→ RECORDS FOR THIS TASK
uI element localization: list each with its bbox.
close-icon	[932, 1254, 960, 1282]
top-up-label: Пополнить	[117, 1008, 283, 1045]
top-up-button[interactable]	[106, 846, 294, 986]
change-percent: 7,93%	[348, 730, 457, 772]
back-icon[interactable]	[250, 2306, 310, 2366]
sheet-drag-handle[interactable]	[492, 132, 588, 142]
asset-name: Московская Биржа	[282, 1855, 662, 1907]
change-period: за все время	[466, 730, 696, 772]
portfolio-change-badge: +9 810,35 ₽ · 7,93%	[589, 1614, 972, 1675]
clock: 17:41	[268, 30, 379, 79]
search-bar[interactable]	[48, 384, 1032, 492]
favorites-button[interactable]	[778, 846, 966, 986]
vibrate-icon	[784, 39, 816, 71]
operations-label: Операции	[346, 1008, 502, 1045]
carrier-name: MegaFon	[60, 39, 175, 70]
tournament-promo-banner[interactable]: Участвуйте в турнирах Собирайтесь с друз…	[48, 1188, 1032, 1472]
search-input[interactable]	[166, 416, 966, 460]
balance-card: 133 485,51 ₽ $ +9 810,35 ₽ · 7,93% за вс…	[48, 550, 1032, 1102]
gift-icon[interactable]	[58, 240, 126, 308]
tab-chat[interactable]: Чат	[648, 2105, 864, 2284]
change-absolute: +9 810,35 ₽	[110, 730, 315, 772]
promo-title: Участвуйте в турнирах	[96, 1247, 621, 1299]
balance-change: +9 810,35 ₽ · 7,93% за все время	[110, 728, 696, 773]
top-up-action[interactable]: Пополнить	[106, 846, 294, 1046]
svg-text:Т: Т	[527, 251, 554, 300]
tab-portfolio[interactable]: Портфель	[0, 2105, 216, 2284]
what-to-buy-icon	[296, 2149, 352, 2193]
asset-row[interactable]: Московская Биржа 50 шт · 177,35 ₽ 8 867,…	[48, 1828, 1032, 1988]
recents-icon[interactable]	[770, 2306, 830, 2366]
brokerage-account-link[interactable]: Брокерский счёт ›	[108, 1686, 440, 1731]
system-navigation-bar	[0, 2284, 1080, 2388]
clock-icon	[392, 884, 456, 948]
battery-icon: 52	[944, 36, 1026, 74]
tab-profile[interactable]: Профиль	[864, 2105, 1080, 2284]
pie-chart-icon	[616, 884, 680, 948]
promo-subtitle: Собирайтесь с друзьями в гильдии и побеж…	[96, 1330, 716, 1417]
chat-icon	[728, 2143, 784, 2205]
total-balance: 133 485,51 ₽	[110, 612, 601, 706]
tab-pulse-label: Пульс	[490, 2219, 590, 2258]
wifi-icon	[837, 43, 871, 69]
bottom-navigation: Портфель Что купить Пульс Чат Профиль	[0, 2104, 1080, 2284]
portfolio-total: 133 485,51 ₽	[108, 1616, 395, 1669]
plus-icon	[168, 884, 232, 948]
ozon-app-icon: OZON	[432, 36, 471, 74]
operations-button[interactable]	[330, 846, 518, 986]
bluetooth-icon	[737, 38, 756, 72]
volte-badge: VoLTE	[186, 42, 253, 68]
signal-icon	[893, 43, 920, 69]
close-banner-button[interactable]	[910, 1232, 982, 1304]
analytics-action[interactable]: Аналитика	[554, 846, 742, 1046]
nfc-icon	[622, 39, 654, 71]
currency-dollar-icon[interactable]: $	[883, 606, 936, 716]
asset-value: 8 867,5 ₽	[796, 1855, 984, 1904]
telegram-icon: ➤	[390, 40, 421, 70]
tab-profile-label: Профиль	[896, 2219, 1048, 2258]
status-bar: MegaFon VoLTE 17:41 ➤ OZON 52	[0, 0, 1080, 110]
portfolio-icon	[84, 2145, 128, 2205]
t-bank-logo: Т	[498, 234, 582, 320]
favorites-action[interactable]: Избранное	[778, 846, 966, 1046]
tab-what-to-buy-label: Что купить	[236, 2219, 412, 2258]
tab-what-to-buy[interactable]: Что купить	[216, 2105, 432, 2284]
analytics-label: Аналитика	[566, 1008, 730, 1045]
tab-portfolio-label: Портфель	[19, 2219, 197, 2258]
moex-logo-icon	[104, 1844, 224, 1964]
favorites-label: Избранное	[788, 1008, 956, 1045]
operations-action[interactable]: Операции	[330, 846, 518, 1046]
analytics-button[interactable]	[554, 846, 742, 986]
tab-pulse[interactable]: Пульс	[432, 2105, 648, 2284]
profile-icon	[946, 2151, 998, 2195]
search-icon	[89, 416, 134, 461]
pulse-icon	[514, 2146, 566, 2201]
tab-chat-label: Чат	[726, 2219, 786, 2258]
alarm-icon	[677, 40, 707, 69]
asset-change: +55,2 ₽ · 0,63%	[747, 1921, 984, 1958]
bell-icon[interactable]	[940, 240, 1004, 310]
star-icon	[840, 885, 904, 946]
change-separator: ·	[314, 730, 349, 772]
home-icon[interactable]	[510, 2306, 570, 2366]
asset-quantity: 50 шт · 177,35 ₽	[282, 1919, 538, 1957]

→ PROBLEM STATEMENT
Copy the material above word for word, from its first line through the line containing "132, 588, 142]", both included.

→ FINAL RESULT
uI element localization: list each with its bbox.
close-icon	[932, 1254, 960, 1282]
top-up-label: Пополнить	[117, 1008, 283, 1045]
top-up-button[interactable]	[106, 846, 294, 986]
change-percent: 7,93%	[348, 730, 457, 772]
back-icon[interactable]	[250, 2306, 310, 2366]
sheet-drag-handle[interactable]	[492, 132, 588, 142]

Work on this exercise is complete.